**Selection:**
## start

Explain the change in intensity as polarized light passes
through a polarizing filter
Calculate the effect of polarization by reflection and
Brewster’s angle
Describe the effect of polarization by scattering
Explain the use of polarizing materials in devices such as
LCDs
Polarizing sunglasses are familiar to most of us. They have a
special ability to cut the glare of light reflected from water or
glass (Figure \(\PageIndex{1}\)). They have this ability because of
a wave characteristic of light called polarization. What is
polarization? How is it produced? What are some of its uses? The
answers to these questions are related to the wave character of
light.
Figure \(\PageIndex{1}\): These two photographs of a
river show the effect of a polarizing filter in reducing glare in
light reflected from the surface of water. Part (b) of this figure
was taken with a polarizing filter and part (a) was not. As a
result, the reflection of clouds and sky observed in part (a) is
not observed in part (b). Polarizing sunglasses are particularly
useful on snow and water. (credit a and credit b: modifications of
work by “Amithshs”/Wikimedia Commons)
Malus’s Law
Light is one type of
electromagnetic (EM) wave. EM waves are transverse
waves consisting of varying electric and magnetic fields that
oscillate perpendicular to the direction of propagation (Figure
\(\PageIndex{2}\)). However, in general, there are no specific
directions for the oscillations of the electric and magnetic
fields; they vibrate in any randomly oriented plane perpendicular
to the direction of propagation. Polarization is the attribute that
a wave’s oscillations do have a definite direction relative to the
direction of propagation of the wave. (This is not the same type of
polarization as that discussed for the separation of charges.)
Waves having such a direction are said to be polarized. For an EM
wave, we define the direction of polarization to be the direction
parallel to the electric field. Thus, we can think of the electric
field arrows as showing the direction of polarization, as in Figure
\(\PageIndex{2}\).
Figure \(\PageIndex{2}\): An EM wave, such as light, is
a transverse wave. The electric \(\overrightarrow{E}\) and magnetic
\(\overrightarrow{B}\) fields are perpendicular to the direction of
propagation. The direction of polarization of the wave is the
direction of the electric field.
To examine this further, consider the transverse waves in the
ropes shown in Figure \(\PageIndex{3}\). The oscillations in one
rope are in a vertical plane and are said to be vertically
polarized. Those in the other rope are in a horizontal plane and
are horizontally polarized. If a vertical slit is placed on the
first rope, the waves pass through. However, a vertical slit blocks
the horizontally polarized waves. For EM waves, the direction of
the electric field is analogous to the disturbances on the
ropes.
Figure \(\PageIndex{3}\): The transverse oscillations
in one rope (a) are in a vertical plane, and those in the other
rope (b) are in a horizontal plane. The first is said to be
vertically polarized, and the other is said to be horizontally
polarized. Vertical slits pass vertically polarized waves and block
horizontally polarized waves.
The Sun and many other light sources produce waves that have the
electric fields in random directions (Figure \(\PageIndex{1a}\)).

## end

**Information shown:**
## start

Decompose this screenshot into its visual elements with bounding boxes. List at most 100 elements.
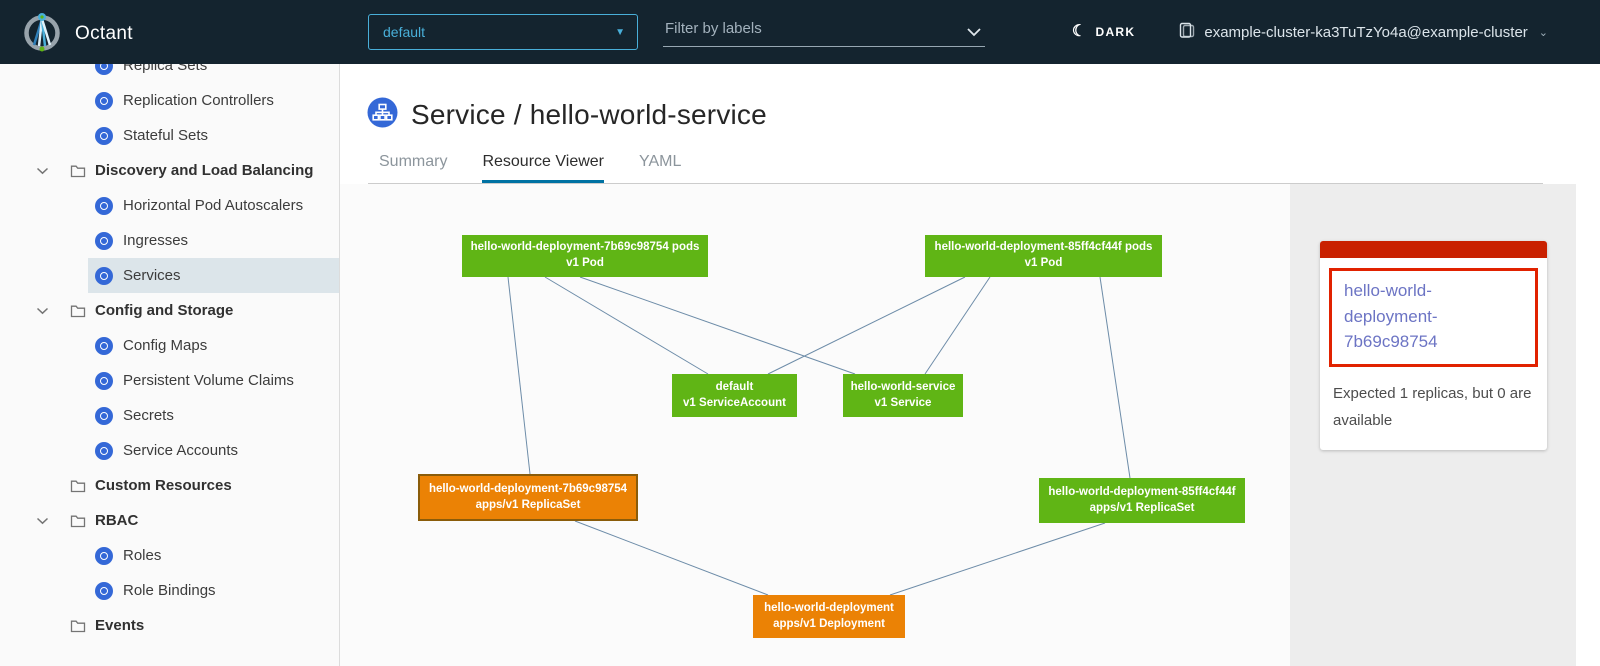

## end

**Parts of the exercise:**
(a) Answer from the passage on polarization:
(i) What kind of waves does it say EM waves are?
(ii) For an EM wave, what direction is defined as the direction of polarization?
(iii) What does a vertical slit do to horizontally polarized waves?
(b) Quote everything in the passage on polarization from "Malus’s Law" down to "separation of charges.)".
The material is not needed here.

**Solutions to the exercise:**
(a)
(i) Transverse waves.
(ii) The direction parallel to the electric field.
(iii) It blocks them.

(b)
Malus’s Law
Light is one type of
electromagnetic (EM) wave. EM waves are transverse
waves consisting of varying electric and magnetic fields that
oscillate perpendicular to the direction of propagation (Figure
\(\PageIndex{2}\)). However, in general, there are no specific
directions for the oscillations of the electric and magnetic
fields; they vibrate in any randomly oriented plane perpendicular
to the direction of propagation. Polarization is the attribute that
a wave’s oscillations do have a definite direction relative to the
direction of propagation of the wave. (This is not the same type of
polarization as that discussed for the separation of charges.)